[START RECORDS FOR THE TASK]

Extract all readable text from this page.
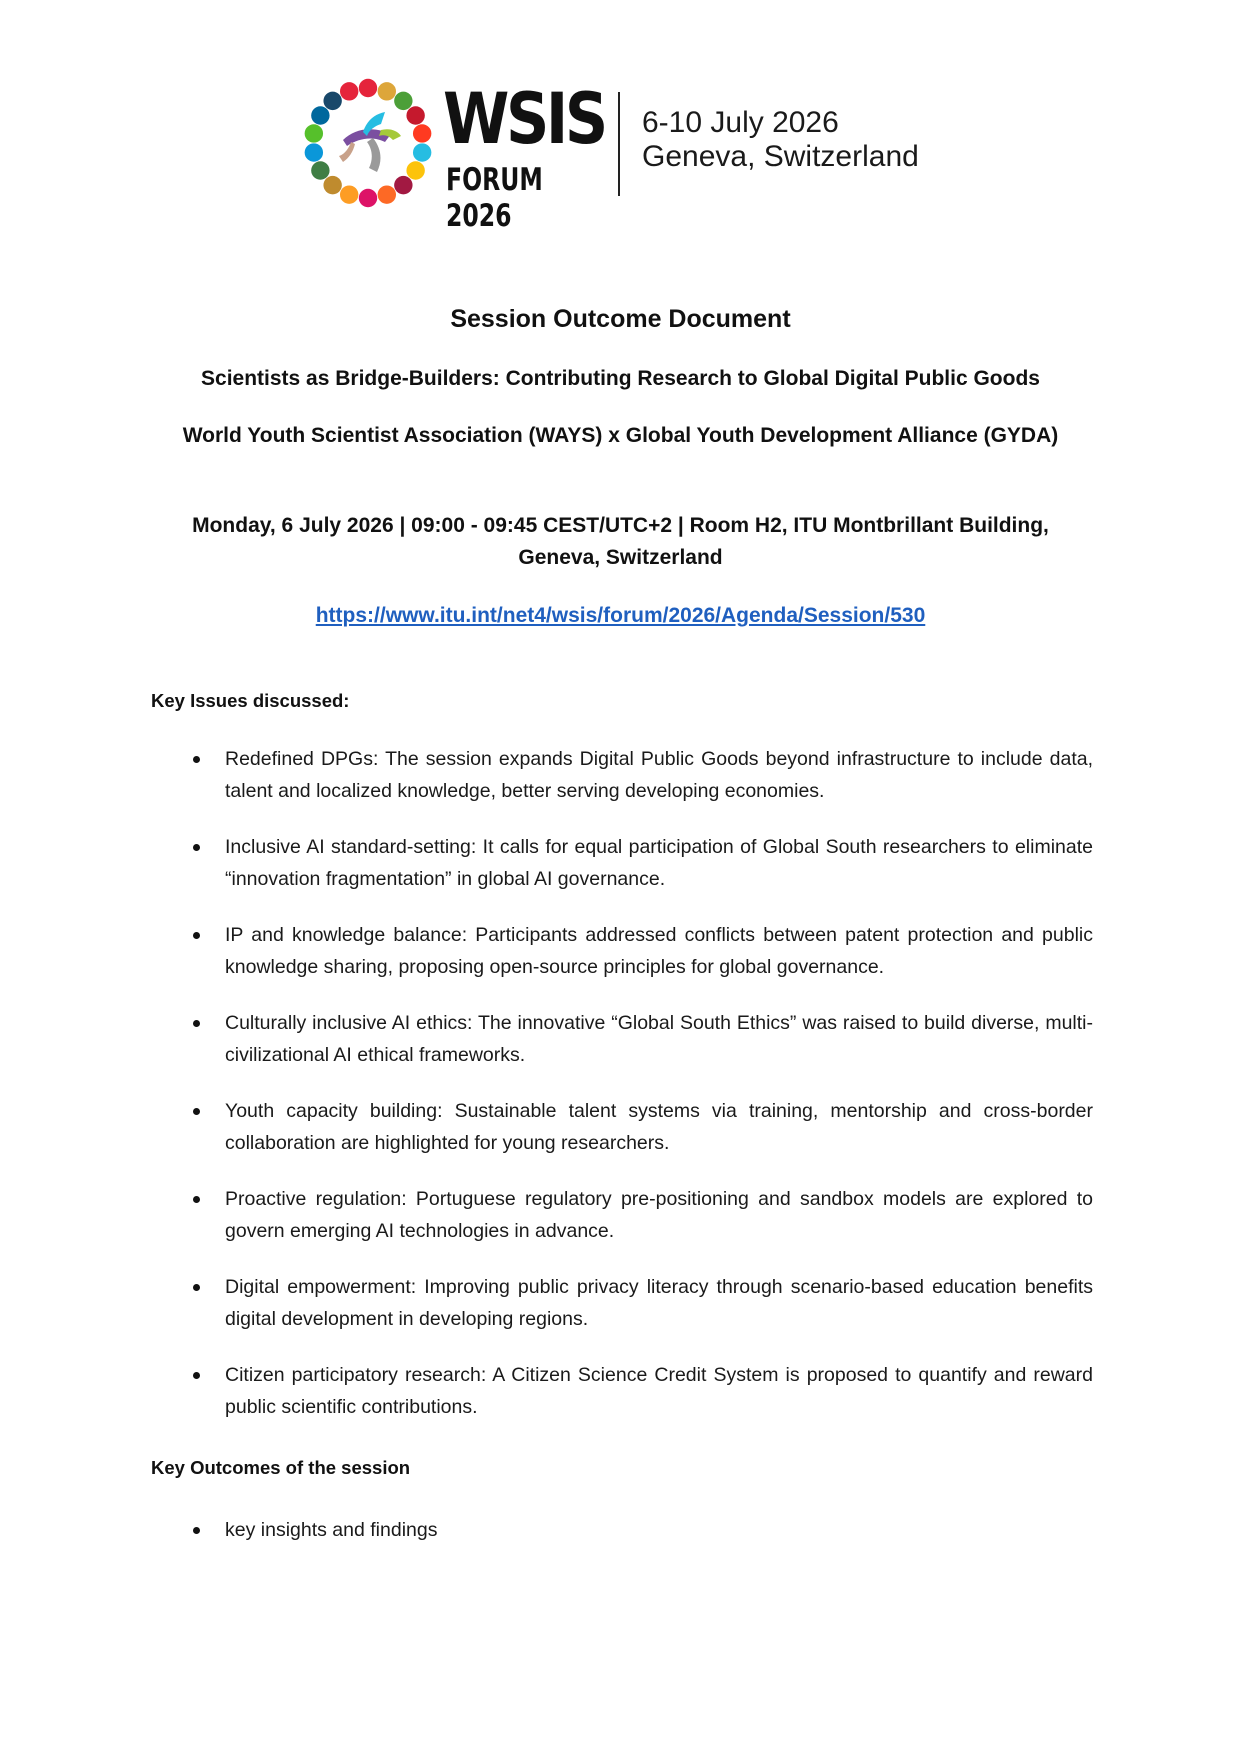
WSIS
FORUM 2026
6-10 July 2026
Geneva, Switzerland
Session Outcome Document
Scientists as Bridge-Builders: Contributing Research to Global Digital Public Goods
World Youth Scientist Association (WAYS) x Global Youth Development Alliance (GYDA)
Monday, 6 July 2026 | 09:00 - 09:45 CEST/UTC+2 | Room H2, ITU Montbrillant Building, Geneva, Switzerland
https://www.itu.int/net4/wsis/forum/2026/Agenda/Session/530
Key Issues discussed:
Redefined DPGs: The session expands Digital Public Goods beyond infrastructure to include data, talent and localized knowledge, better serving developing economies.
Inclusive AI standard-setting: It calls for equal participation of Global South researchers to eliminate “innovation fragmentation” in global AI governance.
IP and knowledge balance: Participants addressed conflicts between patent protection and public knowledge sharing, proposing open-source principles for global governance.
Culturally inclusive AI ethics: The innovative “Global South Ethics” was raised to build diverse, multi-civilizational AI ethical frameworks.
Youth capacity building: Sustainable talent systems via training, mentorship and cross-border collaboration are highlighted for young researchers.
Proactive regulation: Portuguese regulatory pre-positioning and sandbox models are explored to govern emerging AI technologies in advance.
Digital empowerment: Improving public privacy literacy through scenario-based education benefits digital development in developing regions.
Citizen participatory research: A Citizen Science Credit System is proposed to quantify and reward public scientific contributions.
Key Outcomes of the session
key insights and findings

[END RECORDS FOR THE TASK]

> [SHORT PROBLEM]: All of the material above should be reproduced exactly, except the pictures.

> [EXERCISE SOLUTION]:
Extract all readable text from this page.
WSIS
FORUM 2026
6-10 July 2026
Geneva, Switzerland
Session Outcome Document
Scientists as Bridge-Builders: Contributing Research to Global Digital Public Goods
World Youth Scientist Association (WAYS) x Global Youth Development Alliance (GYDA)
Monday, 6 July 2026 | 09:00 - 09:45 CEST/UTC+2 | Room H2, ITU Montbrillant Building, Geneva, Switzerland
https://www.itu.int/net4/wsis/forum/2026/Agenda/Session/530
Key Issues discussed:
Redefined DPGs: The session expands Digital Public Goods beyond infrastructure to include data, talent and localized knowledge, better serving developing economies.
Inclusive AI standard-setting: It calls for equal participation of Global South researchers to eliminate “innovation fragmentation” in global AI governance.
IP and knowledge balance: Participants addressed conflicts between patent protection and public knowledge sharing, proposing open-source principles for global governance.
Culturally inclusive AI ethics: The innovative “Global South Ethics” was raised to build diverse, multi-civilizational AI ethical frameworks.
Youth capacity building: Sustainable talent systems via training, mentorship and cross-border collaboration are highlighted for young researchers.
Proactive regulation: Portuguese regulatory pre-positioning and sandbox models are explored to govern emerging AI technologies in advance.
Digital empowerment: Improving public privacy literacy through scenario-based education benefits digital development in developing regions.
Citizen participatory research: A Citizen Science Credit System is proposed to quantify and reward public scientific contributions.
Key Outcomes of the session
key insights and findings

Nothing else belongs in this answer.